EXERCISE AIM: Copy the rows in the stretch from the one containing "Enumerate the UI" through the one containing "icon: blue dot xyxy=(38,366,56,384)", including both of those rows, and leave any pictures out of your copy.

— Begin THE DATA —

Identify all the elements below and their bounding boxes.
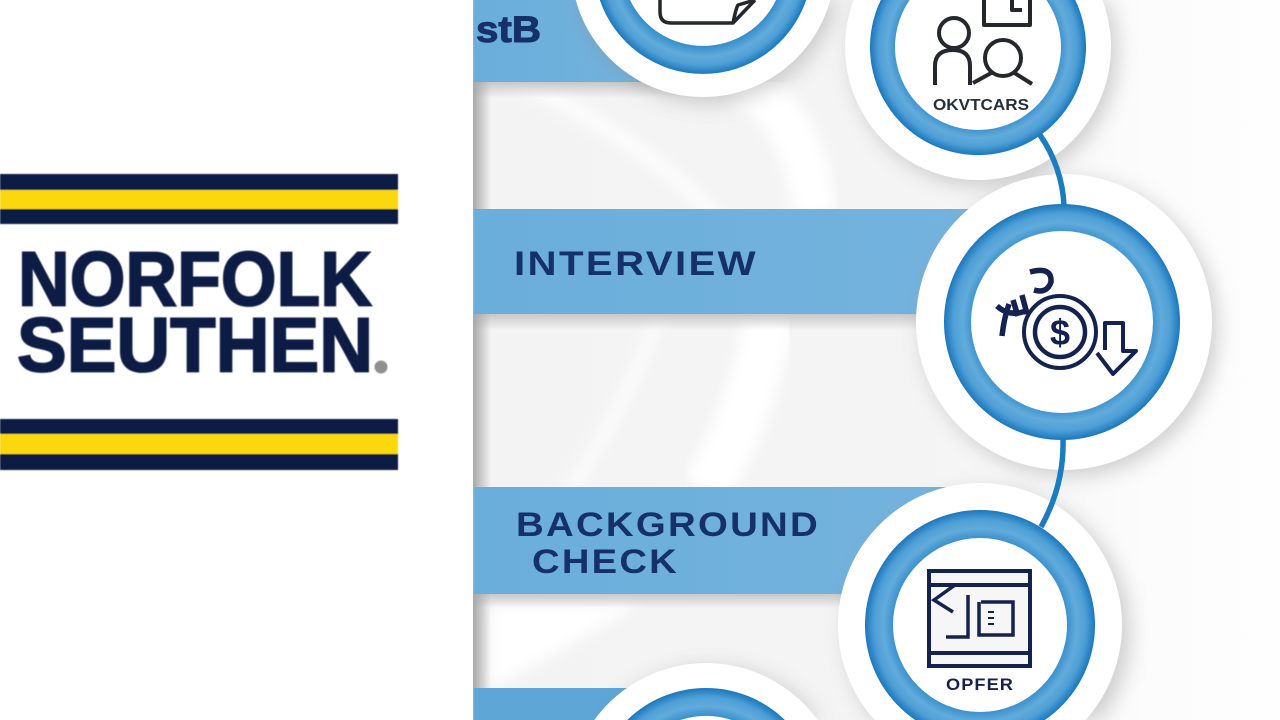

— End THE DATA —
— Begin THE DATA —

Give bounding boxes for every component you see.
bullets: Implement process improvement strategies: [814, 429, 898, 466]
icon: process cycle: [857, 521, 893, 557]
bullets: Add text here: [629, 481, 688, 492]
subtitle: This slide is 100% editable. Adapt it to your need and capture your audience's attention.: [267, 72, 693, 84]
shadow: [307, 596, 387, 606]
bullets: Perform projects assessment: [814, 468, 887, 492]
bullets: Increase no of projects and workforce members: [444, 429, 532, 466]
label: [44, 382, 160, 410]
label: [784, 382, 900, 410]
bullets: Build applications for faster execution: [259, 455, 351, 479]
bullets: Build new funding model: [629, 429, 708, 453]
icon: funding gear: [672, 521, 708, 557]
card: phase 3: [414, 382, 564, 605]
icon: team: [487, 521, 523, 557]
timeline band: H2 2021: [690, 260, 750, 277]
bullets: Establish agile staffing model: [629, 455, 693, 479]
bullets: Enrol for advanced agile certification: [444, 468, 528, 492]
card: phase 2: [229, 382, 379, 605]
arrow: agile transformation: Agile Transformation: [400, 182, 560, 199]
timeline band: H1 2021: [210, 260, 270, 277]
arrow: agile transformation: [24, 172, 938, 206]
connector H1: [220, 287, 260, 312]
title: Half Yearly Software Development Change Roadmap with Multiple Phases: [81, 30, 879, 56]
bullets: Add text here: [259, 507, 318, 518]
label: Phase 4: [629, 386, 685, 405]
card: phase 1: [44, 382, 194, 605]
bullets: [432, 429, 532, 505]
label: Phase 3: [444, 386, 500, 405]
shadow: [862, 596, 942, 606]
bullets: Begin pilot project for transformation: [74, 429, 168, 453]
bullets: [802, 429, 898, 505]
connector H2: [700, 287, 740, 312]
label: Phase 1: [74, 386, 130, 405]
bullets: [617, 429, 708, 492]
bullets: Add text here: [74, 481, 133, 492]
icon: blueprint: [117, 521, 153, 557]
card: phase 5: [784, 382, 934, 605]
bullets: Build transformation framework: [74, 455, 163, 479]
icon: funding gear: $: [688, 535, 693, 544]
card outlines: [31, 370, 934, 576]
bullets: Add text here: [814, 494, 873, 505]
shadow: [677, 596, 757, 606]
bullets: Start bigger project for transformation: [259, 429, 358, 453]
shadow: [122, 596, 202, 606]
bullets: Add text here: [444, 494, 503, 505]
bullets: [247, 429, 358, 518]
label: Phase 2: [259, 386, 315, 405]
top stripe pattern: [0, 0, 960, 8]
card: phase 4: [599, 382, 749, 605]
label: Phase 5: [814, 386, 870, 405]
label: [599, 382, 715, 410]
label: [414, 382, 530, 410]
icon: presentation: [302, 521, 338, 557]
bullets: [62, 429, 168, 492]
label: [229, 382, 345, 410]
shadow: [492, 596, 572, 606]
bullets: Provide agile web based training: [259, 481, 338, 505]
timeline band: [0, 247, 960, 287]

— End THE DATA —
— Begin THE DATA —

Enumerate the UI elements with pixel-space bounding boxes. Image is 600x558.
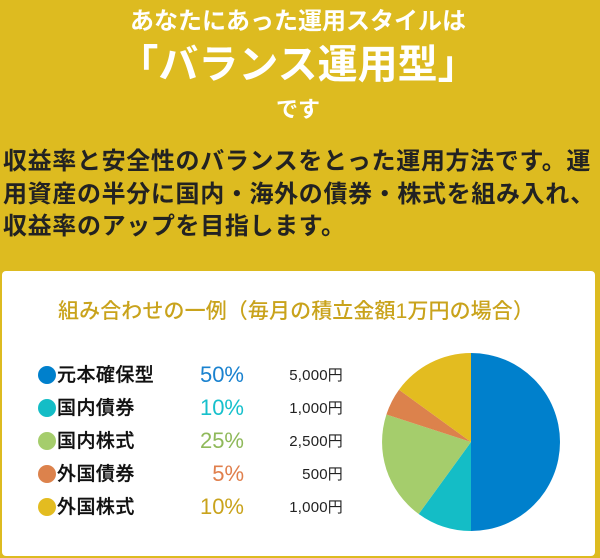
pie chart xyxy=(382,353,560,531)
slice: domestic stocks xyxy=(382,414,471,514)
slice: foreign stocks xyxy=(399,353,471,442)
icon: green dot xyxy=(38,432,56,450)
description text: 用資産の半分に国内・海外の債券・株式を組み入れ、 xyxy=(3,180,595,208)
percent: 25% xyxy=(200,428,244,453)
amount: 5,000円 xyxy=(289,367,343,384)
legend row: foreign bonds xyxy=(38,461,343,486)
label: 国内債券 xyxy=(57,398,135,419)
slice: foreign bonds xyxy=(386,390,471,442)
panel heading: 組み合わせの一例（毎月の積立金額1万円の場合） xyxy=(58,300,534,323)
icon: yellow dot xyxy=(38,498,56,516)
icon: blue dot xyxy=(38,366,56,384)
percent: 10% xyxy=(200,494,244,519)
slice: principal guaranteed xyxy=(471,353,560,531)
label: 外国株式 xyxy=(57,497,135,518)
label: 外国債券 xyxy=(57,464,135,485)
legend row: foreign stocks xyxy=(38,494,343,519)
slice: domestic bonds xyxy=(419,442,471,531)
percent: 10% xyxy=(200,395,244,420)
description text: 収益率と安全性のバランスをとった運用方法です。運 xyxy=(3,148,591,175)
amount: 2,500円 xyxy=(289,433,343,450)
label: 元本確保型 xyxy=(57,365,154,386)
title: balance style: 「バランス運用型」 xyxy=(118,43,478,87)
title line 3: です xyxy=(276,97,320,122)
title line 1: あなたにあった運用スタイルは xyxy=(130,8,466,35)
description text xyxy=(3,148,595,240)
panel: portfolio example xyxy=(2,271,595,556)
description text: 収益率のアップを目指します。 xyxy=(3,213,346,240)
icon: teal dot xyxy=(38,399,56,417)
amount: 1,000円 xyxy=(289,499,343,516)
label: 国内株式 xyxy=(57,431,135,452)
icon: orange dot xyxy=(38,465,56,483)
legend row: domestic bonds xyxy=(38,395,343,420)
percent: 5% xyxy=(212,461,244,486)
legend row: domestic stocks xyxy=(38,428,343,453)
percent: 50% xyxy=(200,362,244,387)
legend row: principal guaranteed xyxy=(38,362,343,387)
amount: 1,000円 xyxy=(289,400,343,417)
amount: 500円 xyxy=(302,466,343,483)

— End THE DATA —

THE ANSWER:
Enumerate the UI elements with pixel-space bounding boxes. Image is 600x558.
pie chart xyxy=(382,353,560,531)
slice: domestic stocks xyxy=(382,414,471,514)
slice: foreign stocks xyxy=(399,353,471,442)
icon: green dot xyxy=(38,432,56,450)
description text: 用資産の半分に国内・海外の債券・株式を組み入れ、 xyxy=(3,180,595,208)
percent: 25% xyxy=(200,428,244,453)
amount: 5,000円 xyxy=(289,367,343,384)
legend row: foreign bonds xyxy=(38,461,343,486)
label: 国内債券 xyxy=(57,398,135,419)
slice: foreign bonds xyxy=(386,390,471,442)
panel heading: 組み合わせの一例（毎月の積立金額1万円の場合） xyxy=(58,300,534,323)
icon: yellow dot xyxy=(38,498,56,516)
icon: blue dot xyxy=(38,366,56,384)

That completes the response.